What needs to be done
Entries follow. Set all of them down as they stand.

Begin

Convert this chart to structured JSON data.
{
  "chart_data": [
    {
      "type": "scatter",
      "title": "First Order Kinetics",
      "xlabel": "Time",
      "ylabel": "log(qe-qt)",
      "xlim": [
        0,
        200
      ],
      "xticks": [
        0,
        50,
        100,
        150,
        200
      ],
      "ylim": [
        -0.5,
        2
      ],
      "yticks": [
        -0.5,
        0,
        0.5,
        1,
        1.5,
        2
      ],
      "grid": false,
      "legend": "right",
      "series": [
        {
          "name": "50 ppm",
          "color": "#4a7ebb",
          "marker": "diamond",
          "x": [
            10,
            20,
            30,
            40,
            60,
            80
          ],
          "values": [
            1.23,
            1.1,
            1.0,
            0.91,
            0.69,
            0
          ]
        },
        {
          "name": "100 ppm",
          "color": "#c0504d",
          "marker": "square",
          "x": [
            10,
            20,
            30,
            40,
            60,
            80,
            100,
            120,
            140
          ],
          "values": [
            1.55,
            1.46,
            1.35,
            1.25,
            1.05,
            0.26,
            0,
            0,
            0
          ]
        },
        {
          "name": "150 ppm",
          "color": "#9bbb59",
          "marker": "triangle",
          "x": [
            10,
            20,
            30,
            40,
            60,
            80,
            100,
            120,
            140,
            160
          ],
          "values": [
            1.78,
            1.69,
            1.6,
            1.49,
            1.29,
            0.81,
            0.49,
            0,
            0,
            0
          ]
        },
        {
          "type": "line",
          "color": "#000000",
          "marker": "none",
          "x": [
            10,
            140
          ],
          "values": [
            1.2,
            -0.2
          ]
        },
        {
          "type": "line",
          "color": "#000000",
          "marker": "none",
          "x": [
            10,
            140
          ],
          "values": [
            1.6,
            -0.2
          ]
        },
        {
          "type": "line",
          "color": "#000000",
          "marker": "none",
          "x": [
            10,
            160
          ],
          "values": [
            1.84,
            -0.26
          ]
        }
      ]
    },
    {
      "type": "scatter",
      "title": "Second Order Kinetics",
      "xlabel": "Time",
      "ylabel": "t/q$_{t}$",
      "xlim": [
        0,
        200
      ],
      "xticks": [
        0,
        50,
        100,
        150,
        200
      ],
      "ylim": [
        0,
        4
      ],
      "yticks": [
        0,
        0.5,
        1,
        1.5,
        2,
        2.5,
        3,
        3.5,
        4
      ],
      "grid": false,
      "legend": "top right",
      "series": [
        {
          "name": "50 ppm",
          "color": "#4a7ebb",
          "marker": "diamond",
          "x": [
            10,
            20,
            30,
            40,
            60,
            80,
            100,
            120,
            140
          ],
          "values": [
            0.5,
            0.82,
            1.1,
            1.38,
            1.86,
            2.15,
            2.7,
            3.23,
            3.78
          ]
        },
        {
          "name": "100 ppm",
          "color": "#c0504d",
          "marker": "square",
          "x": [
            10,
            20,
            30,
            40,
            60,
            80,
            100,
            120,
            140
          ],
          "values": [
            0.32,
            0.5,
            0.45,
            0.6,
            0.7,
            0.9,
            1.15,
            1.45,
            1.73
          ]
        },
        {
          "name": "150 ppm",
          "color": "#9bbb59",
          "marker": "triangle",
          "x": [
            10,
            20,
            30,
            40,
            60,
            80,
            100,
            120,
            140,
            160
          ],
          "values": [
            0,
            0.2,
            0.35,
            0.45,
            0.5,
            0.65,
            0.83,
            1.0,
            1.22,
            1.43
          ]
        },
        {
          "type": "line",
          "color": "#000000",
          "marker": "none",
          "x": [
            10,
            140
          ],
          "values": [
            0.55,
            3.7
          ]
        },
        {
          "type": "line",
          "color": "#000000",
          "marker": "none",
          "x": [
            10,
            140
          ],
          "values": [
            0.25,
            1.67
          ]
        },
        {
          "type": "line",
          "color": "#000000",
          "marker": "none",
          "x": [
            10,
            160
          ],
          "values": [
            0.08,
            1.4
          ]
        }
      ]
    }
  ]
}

End

Response below
Convert this chart to structured JSON data.
{
  "chart_data": [
    {
      "type": "scatter",
      "title": "First Order Kinetics",
      "xlabel": "Time",
      "ylabel": "log(qe-qt)",
      "xlim": [
        0,
        200
      ],
      "xticks": [
        0,
        50,
        100,
        150,
        200
      ],
      "ylim": [
        -0.5,
        2
      ],
      "yticks": [
        -0.5,
        0,
        0.5,
        1,
        1.5,
        2
      ],
      "grid": false,
      "legend": "right",
      "series": [
        {
          "name": "50 ppm",
          "color": "#4a7ebb",
          "marker": "diamond",
          "x": [
            10,
            20,
            30,
            40,
            60,
            80
          ],
          "values": [
            1.23,
            1.1,
            1.0,
            0.91,
            0.69,
            0
          ]
        },
        {
          "name": "100 ppm",
          "color": "#c0504d",
          "marker": "square",
          "x": [
            10,
            20,
            30,
            40,
            60,
            80,
            100,
            120,
            140
          ],
          "values": [
            1.55,
            1.46,
            1.35,
            1.25,
            1.05,
            0.26,
            0,
            0,
            0
          ]
        },
        {
          "name": "150 ppm",
          "color": "#9bbb59",
          "marker": "triangle",
          "x": [
            10,
            20,
            30,
            40,
            60,
            80,
            100,
            120,
            140,
            160
          ],
          "values": [
            1.78,
            1.69,
            1.6,
            1.49,
            1.29,
            0.81,
            0.49,
            0,
            0,
            0
          ]
        },
        {
          "type": "line",
          "color": "#000000",
          "marker": "none",
          "x": [
            10,
            140
          ],
          "values": [
            1.2,
            -0.2
          ]
        },
        {
          "type": "line",
          "color": "#000000",
          "marker": "none",
          "x": [
            10,
            140
          ],
          "values": [
            1.6,
            -0.2
          ]
        },
        {
          "type": "line",
          "color": "#000000",
          "marker": "none",
          "x": [
            10,
            160
          ],
          "values": [
            1.84,
            -0.26
          ]
        }
      ]
    },
    {
      "type": "scatter",
      "title": "Second Order Kinetics",
      "xlabel": "Time",
      "ylabel": "t/q$_{t}$",
      "xlim": [
        0,
        200
      ],
      "xticks": [
        0,
        50,
        100,
        150,
        200
      ],
      "ylim": [
        0,
        4
      ],
      "yticks": [
        0,
        0.5,
        1,
        1.5,
        2,
        2.5,
        3,
        3.5,
        4
      ],
      "grid": false,
      "legend": "top right",
      "series": [
        {
          "name": "50 ppm",
          "color": "#4a7ebb",
          "marker": "diamond",
          "x": [
            10,
            20,
            30,
            40,
            60,
            80,
            100,
            120,
            140
          ],
          "values": [
            0.5,
            0.82,
            1.1,
            1.38,
            1.86,
            2.15,
            2.7,
            3.23,
            3.78
          ]
        },
        {
          "name": "100 ppm",
          "color": "#c0504d",
          "marker": "square",
          "x": [
            10,
            20,
            30,
            40,
            60,
            80,
            100,
            120,
            140
          ],
          "values": [
            0.32,
            0.5,
            0.45,
            0.6,
            0.7,
            0.9,
            1.15,
            1.45,
            1.73
          ]
        },
        {
          "name": "150 ppm",
          "color": "#9bbb59",
          "marker": "triangle",
          "x": [
            10,
            20,
            30,
            40,
            60,
            80,
            100,
            120,
            140,
            160
          ],
          "values": [
            0,
            0.2,
            0.35,
            0.45,
            0.5,
            0.65,
            0.83,
            1.0,
            1.22,
            1.43
          ]
        },
        {
          "type": "line",
          "color": "#000000",
          "marker": "none",
          "x": [
            10,
            140
          ],
          "values": [
            0.55,
            3.7
          ]
        },
        {
          "type": "line",
          "color": "#000000",
          "marker": "none",
          "x": [
            10,
            140
          ],
          "values": [
            0.25,
            1.67
          ]
        },
        {
          "type": "line",
          "color": "#000000",
          "marker": "none",
          "x": [
            10,
            160
          ],
          "values": [
            0.08,
            1.4
          ]
        }
      ]
    }
  ]
}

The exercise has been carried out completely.